WHAT NEEDS TO BE DONE. Output the data word for word, dropping every image.

Data entries:
***

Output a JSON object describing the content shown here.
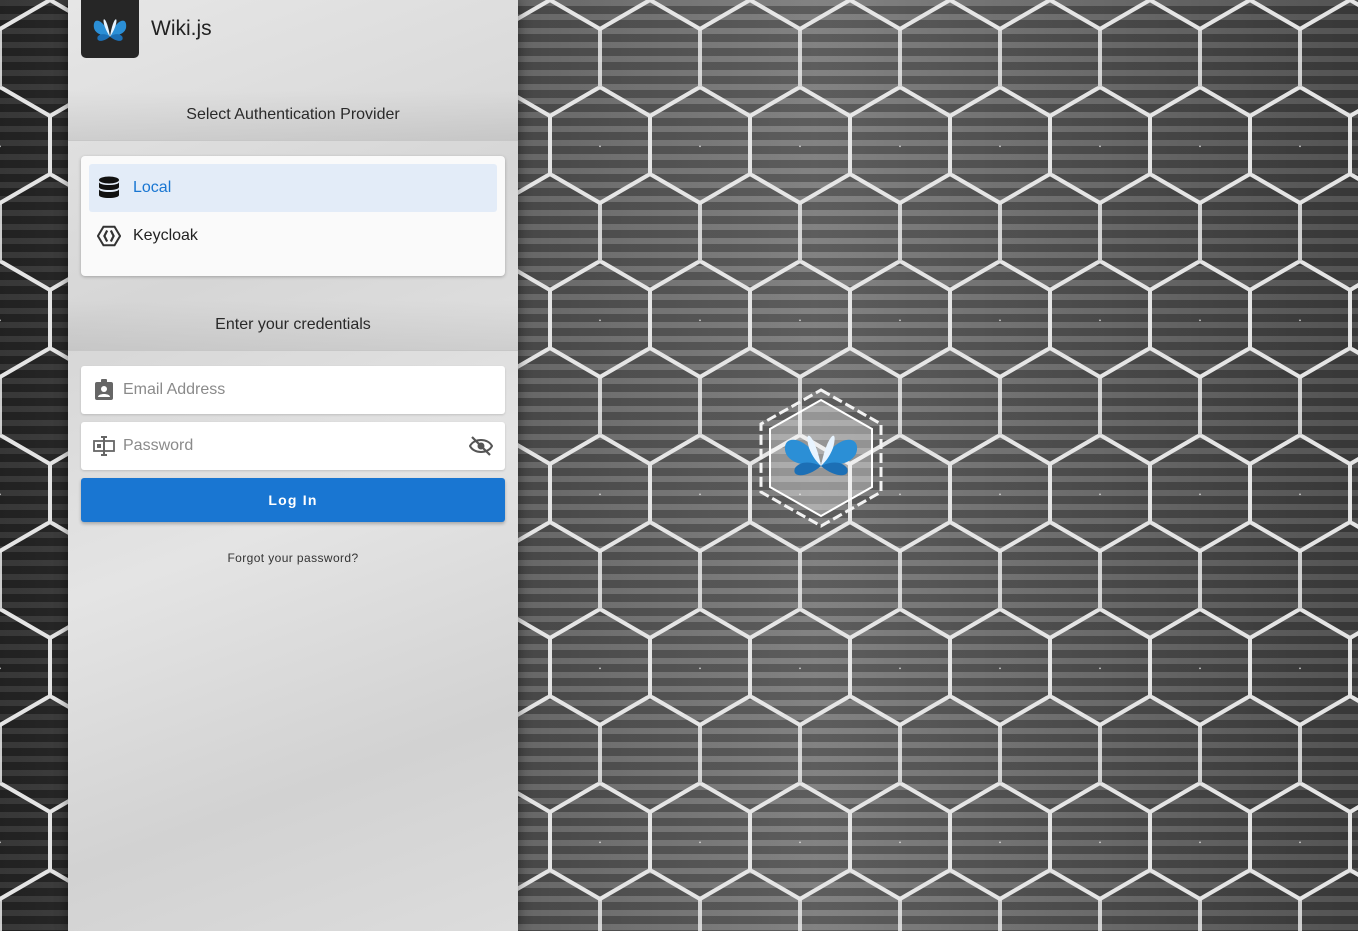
{
  "brand": {
    "name": "Wiki.js",
    "logo_icon": "wikijs-butterfly-icon"
  },
  "providers_section": {
    "title": "Select Authentication Provider",
    "items": [
      {
        "label": "Local",
        "icon": "database-icon",
        "selected": true
      },
      {
        "label": "Keycloak",
        "icon": "keycloak-icon",
        "selected": false
      }
    ]
  },
  "credentials_section": {
    "title": "Enter your credentials",
    "email": {
      "placeholder": "Email Address",
      "value": "",
      "icon": "contact-card-icon"
    },
    "password": {
      "placeholder": "Password",
      "value": "",
      "icon": "password-field-icon",
      "toggle_icon": "eye-off-icon"
    },
    "login_label": "Log In",
    "forgot_label": "Forgot your password?"
  },
  "colors": {
    "accent": "#1976d2",
    "selected_bg": "#e3ecf8",
    "logo_bg": "#262626"
  }
}
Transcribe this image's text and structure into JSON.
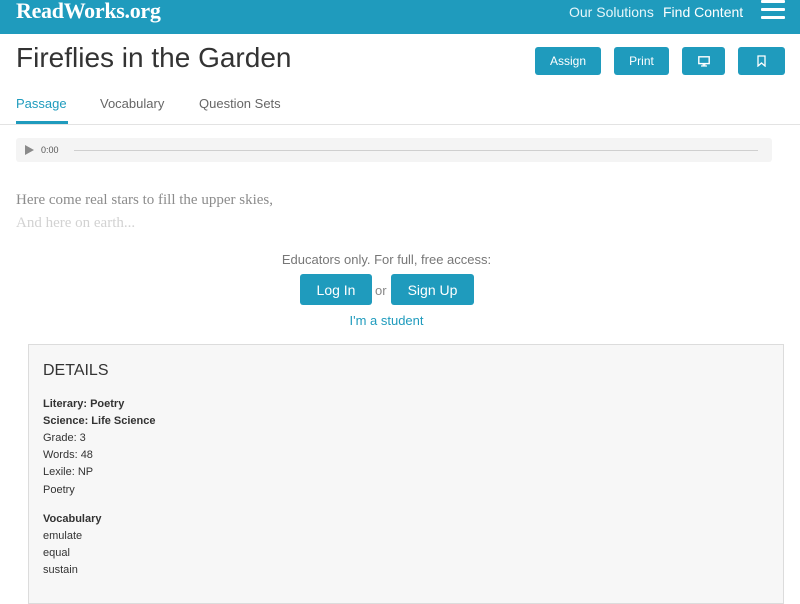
{
  "header": {
    "logo": "ReadWorks.org",
    "nav": [
      "Our Solutions",
      "Find Content"
    ],
    "menu_icon": "hamburger-icon"
  },
  "page": {
    "title": "Fireflies in the Garden",
    "buttons": {
      "assign": "Assign",
      "print": "Print",
      "present_icon": "monitor-icon",
      "bookmark_icon": "bookmark-icon"
    },
    "tabs": [
      {
        "label": "Passage",
        "active": true
      },
      {
        "label": "Vocabulary",
        "active": false
      },
      {
        "label": "Question Sets",
        "active": false
      }
    ]
  },
  "audio": {
    "play_icon": "play-icon",
    "time": "0:00"
  },
  "passage": {
    "lines": [
      "Here come real stars to fill the upper skies,",
      "And here on earth..."
    ]
  },
  "access": {
    "message": "Educators only. For full, free access:",
    "login": "Log In",
    "or": "or",
    "signup": "Sign Up",
    "student": "I'm a student"
  },
  "details": {
    "heading": "DETAILS",
    "literary": "Literary: Poetry",
    "science": "Science: Life Science",
    "grade": "Grade: 3",
    "words": "Words: 48",
    "lexile": "Lexile: NP",
    "genre": "Poetry",
    "vocab_heading": "Vocabulary",
    "vocab": [
      "emulate",
      "equal",
      "sustain"
    ]
  },
  "colors": {
    "brand": "#1f9bbd",
    "text": "#333333"
  }
}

***

CORRECT ANSWER.
Output a JSON object describing the content shown here.
{
  "brand": {
    "name": "Wiki.js",
    "logo_icon": "wikijs-butterfly-icon"
  },
  "providers_section": {
    "title": "Select Authentication Provider",
    "items": [
      {
        "label": "Local",
        "icon": "database-icon",
        "selected": true
      },
      {
        "label": "Keycloak",
        "icon": "keycloak-icon",
        "selected": false
      }
    ]
  },
  "credentials_section": {
    "title": "Enter your credentials",
    "email": {
      "placeholder": "Email Address",
      "value": "",
      "icon": "contact-card-icon"
    },
    "password": {
      "placeholder": "Password",
      "value": "",
      "icon": "password-field-icon",
      "toggle_icon": "eye-off-icon"
    },
    "login_label": "Log In",
    "forgot_label": "Forgot your password?"
  },
  "colors": {
    "accent": "#1976d2",
    "selected_bg": "#e3ecf8",
    "logo_bg": "#262626"
  }
}
Transcribe this image's text and structure into JSON.
{
  "header": {
    "logo": "ReadWorks.org",
    "nav": [
      "Our Solutions",
      "Find Content"
    ],
    "menu_icon": "hamburger-icon"
  },
  "page": {
    "title": "Fireflies in the Garden",
    "buttons": {
      "assign": "Assign",
      "print": "Print",
      "present_icon": "monitor-icon",
      "bookmark_icon": "bookmark-icon"
    },
    "tabs": [
      {
        "label": "Passage",
        "active": true
      },
      {
        "label": "Vocabulary",
        "active": false
      },
      {
        "label": "Question Sets",
        "active": false
      }
    ]
  },
  "audio": {
    "play_icon": "play-icon",
    "time": "0:00"
  },
  "passage": {
    "lines": [
      "Here come real stars to fill the upper skies,",
      "And here on earth..."
    ]
  },
  "access": {
    "message": "Educators only. For full, free access:",
    "login": "Log In",
    "or": "or",
    "signup": "Sign Up",
    "student": "I'm a student"
  },
  "details": {
    "heading": "DETAILS",
    "literary": "Literary: Poetry",
    "science": "Science: Life Science",
    "grade": "Grade: 3",
    "words": "Words: 48",
    "lexile": "Lexile: NP",
    "genre": "Poetry",
    "vocab_heading": "Vocabulary",
    "vocab": [
      "emulate",
      "equal",
      "sustain"
    ]
  },
  "colors": {
    "brand": "#1f9bbd",
    "text": "#333333"
  }
}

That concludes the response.